### What is required
Copy the lines below word for word, leaving out the pictures.

########

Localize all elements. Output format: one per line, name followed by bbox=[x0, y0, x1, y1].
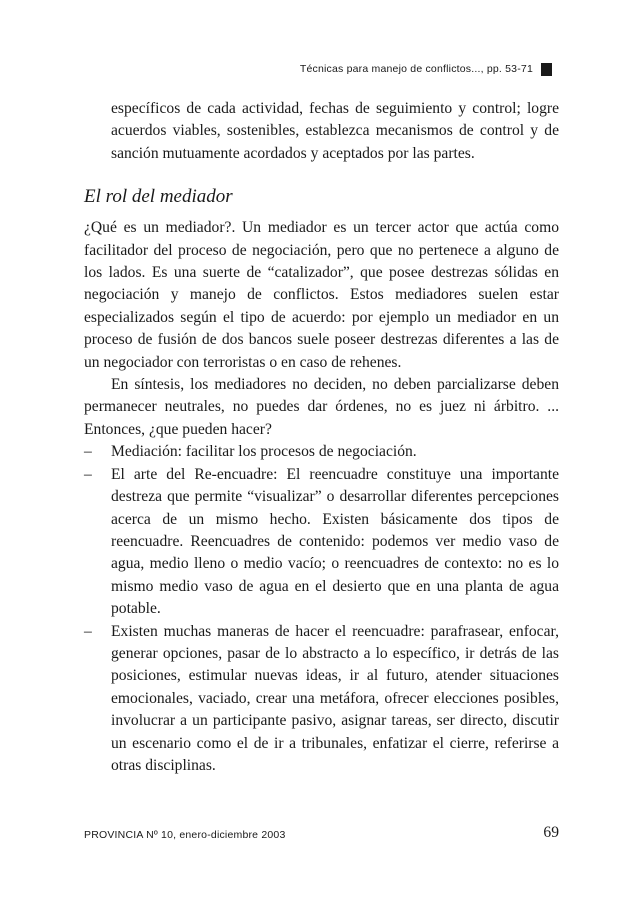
list-item bbox=[84, 621, 559, 778]
page-number: 69 bbox=[543, 824, 559, 841]
list-dash: – bbox=[84, 622, 92, 640]
continuation-paragraph: específicos de cada actividad, fechas de seguimiento y control; logre acuerdos viables, sostenibles, establezca mecanismos de control y de sanción mutuamente acordados y aceptados por las partes. bbox=[111, 100, 559, 162]
list-dash: – bbox=[84, 443, 92, 461]
section-title: El rol del mediador bbox=[84, 186, 233, 208]
list-item bbox=[84, 441, 559, 463]
running-head-text: Técnicas para manejo de conflictos..., pp. 53-71 bbox=[299, 63, 533, 75]
list-item bbox=[84, 464, 559, 621]
list-item-text: Existen muchas maneras de hacer el reencuadre: parafrasear, enfocar, generar opciones, pasar de lo abstracto a lo específico, ir detrás de las posiciones, estimular nuevas ideas, ir al futuro, atender situaciones emocionales, vaciado, crear una metáfora, ofrecer elecciones posibles, involucrar a un participante pasivo, asignar tareas, ser directo, discutir un escenario como el de ir a tribunales, enfatizar el cierre, referirse a otras disciplinas. bbox=[111, 622, 559, 774]
body-paragraph-2: En síntesis, los mediadores no deciden, no deben parcializarse deben permanecer neutrales, no puedes dar órdenes, no es juez ni árbitro. ... Entonces, ¿que pueden hacer? bbox=[84, 376, 559, 438]
running-head bbox=[300, 62, 552, 76]
list-dash: – bbox=[84, 465, 92, 483]
list-item-text: El arte del Re-encuadre: El reencuadre constituye una importante destreza que permite “visualizar” o desarrollar diferentes percepciones acerca de un mismo hecho. Existen básicamente dos tipos de reencuadre. Reencuadres de contenido: podemos ver medio vaso de agua, medio lleno o medio vacío; o reencuadres de contexto: no es lo mismo medio vaso de agua en el desierto que en una planta de agua potable. bbox=[111, 465, 559, 618]
body-paragraph-1: ¿Qué es un mediador?. Un mediador es un tercer actor que actúa como facilitador del proceso de negociación, pero que no pertenece a alguno de los lados. Es una suerte de “catalizador”, que posee destrezas sólidas en negociación y manejo de conflictos. Estos mediadores suelen estar especializados según el tipo de acuerdo: por ejemplo un mediador en un proceso de fusión de dos bancos suele poseer destrezas diferentes a las de un negociador con terroristas o en caso de rehenes. bbox=[84, 219, 559, 371]
page-content bbox=[84, 98, 559, 777]
running-head-marker bbox=[541, 63, 552, 76]
list-item-text: Mediación: facilitar los procesos de negociación. bbox=[111, 443, 417, 461]
footer-journal: PROVINCIA Nº 10, enero-diciembre 2003 bbox=[84, 829, 286, 841]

########

### Output of the task
Localize all elements. Output format: one per line, name followed by bbox=[x0, y0, x1, y1].
list-item bbox=[84, 621, 559, 778]
page-number: 69 bbox=[543, 824, 559, 841]
list-dash: – bbox=[84, 622, 92, 640]
continuation-paragraph: específicos de cada actividad, fechas de seguimiento y control; logre acuerdos viables, sostenibles, establezca mecanismos de control y de sanción mutuamente acordados y aceptados por las partes. bbox=[111, 100, 559, 162]
list-dash: – bbox=[84, 443, 92, 461]
section-title: El rol del mediador bbox=[84, 186, 233, 208]
list-item bbox=[84, 441, 559, 463]
running-head-text: Técnicas para manejo de conflictos..., pp. 53-71 bbox=[299, 63, 533, 75]
list-item bbox=[84, 464, 559, 621]
list-item-text: Existen muchas maneras de hacer el reencuadre: parafrasear, enfocar, generar opciones, pasar de lo abstracto a lo específico, ir detrás de las posiciones, estimular nuevas ideas, ir al futuro, atender situaciones emocionales, vaciado, crear una metáfora, ofrecer elecciones posibles, involucrar a un participante pasivo, asignar tareas, ser directo, discutir un escenario como el de ir a tribunales, enfatizar el cierre, referirse a otras disciplinas. bbox=[111, 622, 559, 774]
body-paragraph-2: En síntesis, los mediadores no deciden, no deben parcializarse deben permanecer neutrales, no puedes dar órdenes, no es juez ni árbitro. ... Entonces, ¿que pueden hacer? bbox=[84, 376, 559, 438]
running-head bbox=[300, 62, 552, 76]
list-dash: – bbox=[84, 465, 92, 483]
list-item-text: El arte del Re-encuadre: El reencuadre constituye una importante destreza que permite “visualizar” o desarrollar diferentes percepciones acerca de un mismo hecho. Existen básicamente dos tipos de reencuadre. Reencuadres de contenido: podemos ver medio vaso de agua, medio lleno o medio vacío; o reencuadres de contexto: no es lo mismo medio vaso de agua en el desierto que en una planta de agua potable. bbox=[111, 465, 559, 618]
body-paragraph-1: ¿Qué es un mediador?. Un mediador es un tercer actor que actúa como facilitador del proceso de negociación, pero que no pertenece a alguno de los lados. Es una suerte de “catalizador”, que posee destrezas sólidas en negociación y manejo de conflictos. Estos mediadores suelen estar especializados según el tipo de acuerdo: por ejemplo un mediador en un proceso de fusión de dos bancos suele poseer destrezas diferentes a las de un negociador con terroristas o en caso de rehenes. bbox=[84, 219, 559, 371]
page-content bbox=[84, 98, 559, 777]
running-head-marker bbox=[541, 63, 552, 76]
list-item-text: Mediación: facilitar los procesos de negociación. bbox=[111, 443, 417, 461]
footer-journal: PROVINCIA Nº 10, enero-diciembre 2003 bbox=[84, 829, 286, 841]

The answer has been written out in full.